● **Stated problem**
Of all the lines here, how many include the string "лѣсъ"? Answer with the number only.

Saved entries
◇ ◇ ◇
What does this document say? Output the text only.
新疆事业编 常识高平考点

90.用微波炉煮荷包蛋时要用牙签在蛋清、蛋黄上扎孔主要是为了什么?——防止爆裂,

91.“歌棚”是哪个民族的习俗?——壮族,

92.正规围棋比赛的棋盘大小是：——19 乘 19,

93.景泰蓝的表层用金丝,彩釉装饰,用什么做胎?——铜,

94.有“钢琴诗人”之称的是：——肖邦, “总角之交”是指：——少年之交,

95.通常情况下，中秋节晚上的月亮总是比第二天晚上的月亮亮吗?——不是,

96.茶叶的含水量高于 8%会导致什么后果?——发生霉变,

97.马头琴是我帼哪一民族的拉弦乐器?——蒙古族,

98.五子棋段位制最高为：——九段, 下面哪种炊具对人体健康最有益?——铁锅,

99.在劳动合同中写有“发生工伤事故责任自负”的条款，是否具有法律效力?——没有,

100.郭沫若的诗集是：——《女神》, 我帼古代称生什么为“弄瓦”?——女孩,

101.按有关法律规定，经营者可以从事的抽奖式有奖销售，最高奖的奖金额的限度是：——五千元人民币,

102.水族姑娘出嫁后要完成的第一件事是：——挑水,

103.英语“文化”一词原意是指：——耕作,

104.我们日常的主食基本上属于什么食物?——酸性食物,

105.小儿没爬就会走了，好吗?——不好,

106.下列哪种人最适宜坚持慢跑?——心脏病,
◇ ◇ ◇
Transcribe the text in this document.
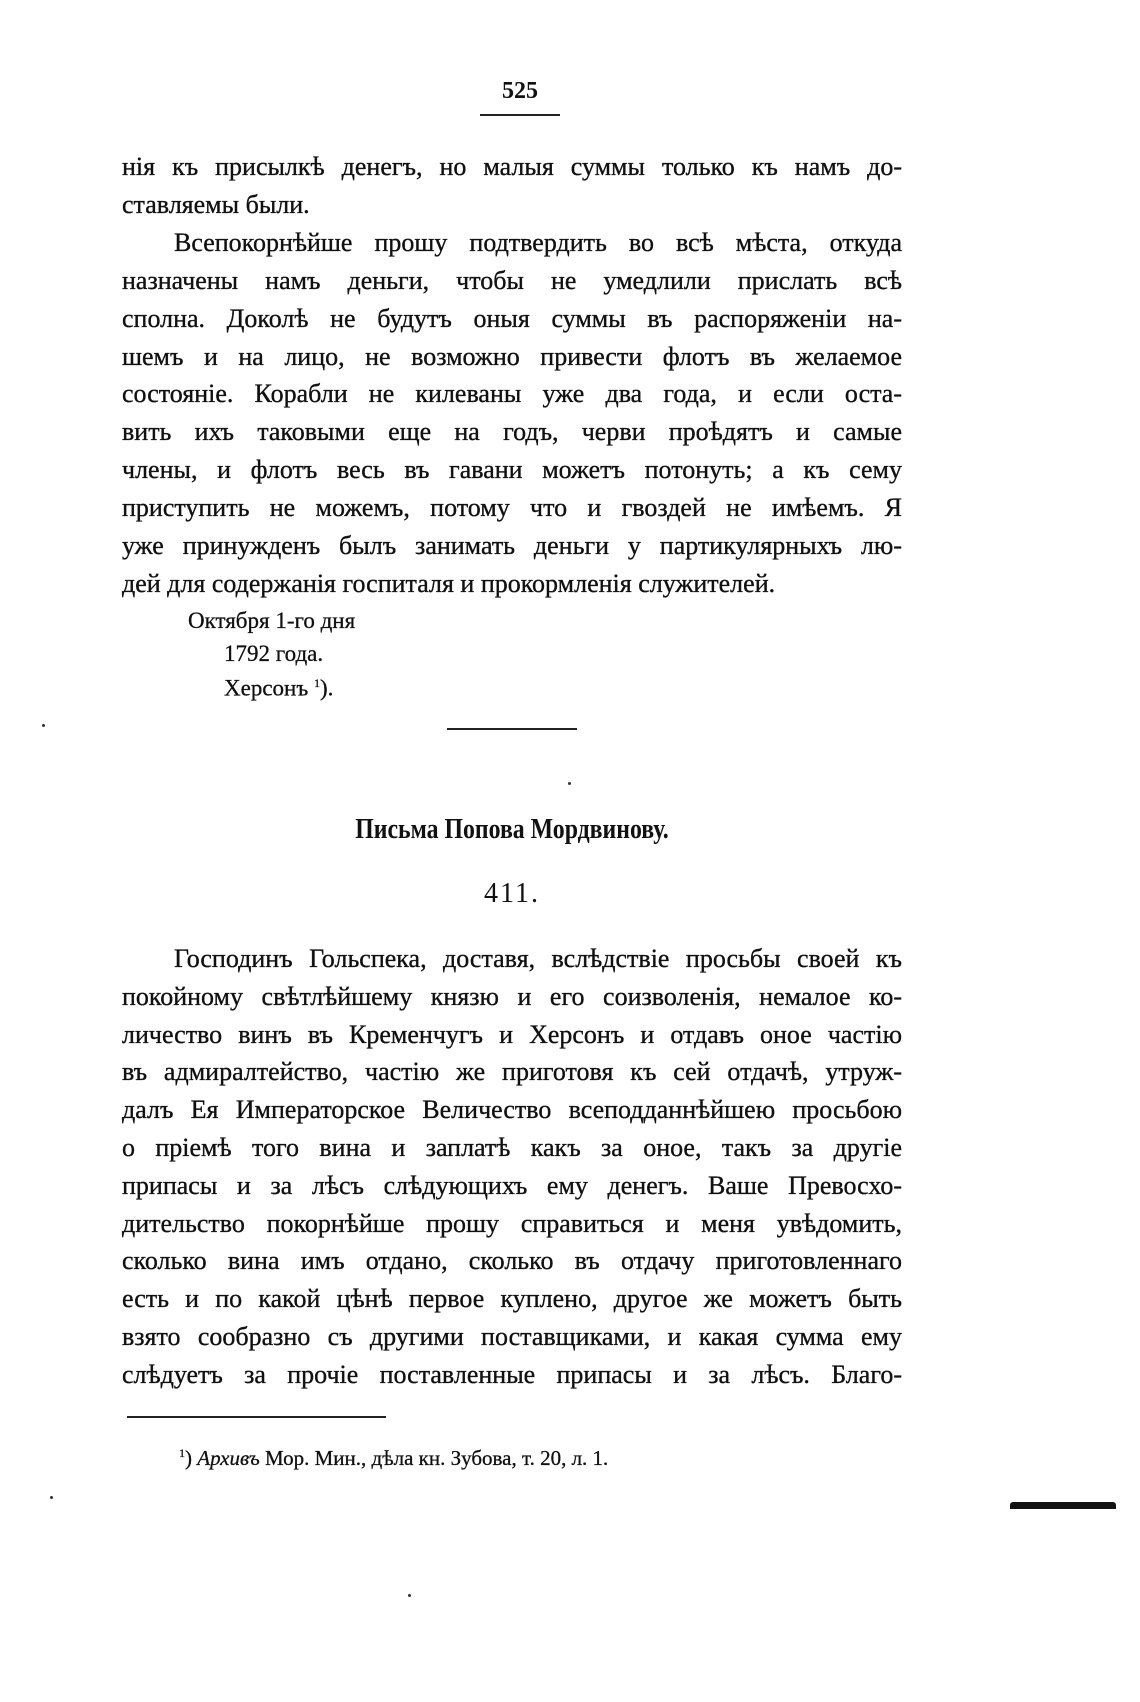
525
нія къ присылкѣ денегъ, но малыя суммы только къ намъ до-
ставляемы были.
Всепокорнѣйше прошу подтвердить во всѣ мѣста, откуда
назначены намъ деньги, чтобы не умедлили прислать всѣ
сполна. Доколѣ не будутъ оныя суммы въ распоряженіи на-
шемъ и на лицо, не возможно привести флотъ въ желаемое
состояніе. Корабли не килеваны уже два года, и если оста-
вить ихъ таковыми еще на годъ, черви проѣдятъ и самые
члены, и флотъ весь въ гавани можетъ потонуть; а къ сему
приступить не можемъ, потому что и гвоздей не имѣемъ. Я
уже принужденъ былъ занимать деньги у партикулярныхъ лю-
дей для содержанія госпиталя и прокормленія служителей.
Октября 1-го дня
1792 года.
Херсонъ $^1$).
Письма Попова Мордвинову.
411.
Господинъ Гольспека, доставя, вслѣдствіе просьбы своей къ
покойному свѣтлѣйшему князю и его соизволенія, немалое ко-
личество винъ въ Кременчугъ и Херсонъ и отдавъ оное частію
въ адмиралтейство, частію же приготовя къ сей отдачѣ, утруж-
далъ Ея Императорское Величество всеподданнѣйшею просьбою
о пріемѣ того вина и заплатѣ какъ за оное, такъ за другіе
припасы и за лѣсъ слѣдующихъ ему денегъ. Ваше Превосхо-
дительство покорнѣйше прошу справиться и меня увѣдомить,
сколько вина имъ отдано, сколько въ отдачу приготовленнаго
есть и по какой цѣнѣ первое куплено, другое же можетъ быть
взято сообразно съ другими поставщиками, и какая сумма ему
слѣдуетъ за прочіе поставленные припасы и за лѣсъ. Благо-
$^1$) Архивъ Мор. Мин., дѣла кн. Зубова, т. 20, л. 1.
◇ ◇ ◇
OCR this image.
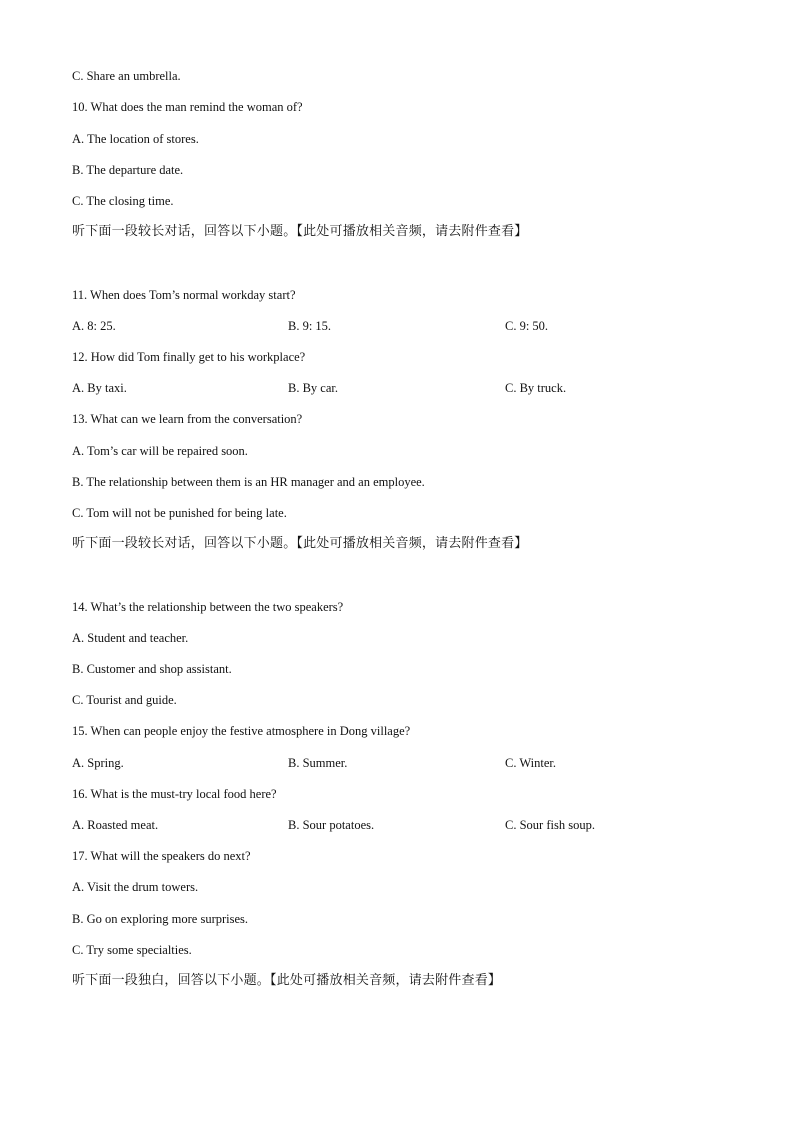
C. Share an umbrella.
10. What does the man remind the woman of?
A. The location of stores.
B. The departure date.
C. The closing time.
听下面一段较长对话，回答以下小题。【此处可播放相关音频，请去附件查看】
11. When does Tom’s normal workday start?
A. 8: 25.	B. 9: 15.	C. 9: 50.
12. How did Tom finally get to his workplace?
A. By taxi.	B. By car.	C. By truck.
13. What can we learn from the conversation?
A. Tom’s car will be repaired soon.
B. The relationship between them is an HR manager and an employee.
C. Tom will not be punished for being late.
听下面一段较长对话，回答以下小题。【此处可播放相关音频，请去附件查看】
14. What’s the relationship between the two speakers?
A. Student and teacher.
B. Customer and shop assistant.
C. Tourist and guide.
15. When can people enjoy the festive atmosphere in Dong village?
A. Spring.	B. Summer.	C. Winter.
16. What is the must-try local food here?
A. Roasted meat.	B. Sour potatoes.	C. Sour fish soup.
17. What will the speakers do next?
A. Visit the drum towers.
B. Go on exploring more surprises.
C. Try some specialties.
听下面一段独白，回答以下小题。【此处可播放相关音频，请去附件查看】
◇ ◇ ◇
● **Completed exercise**
2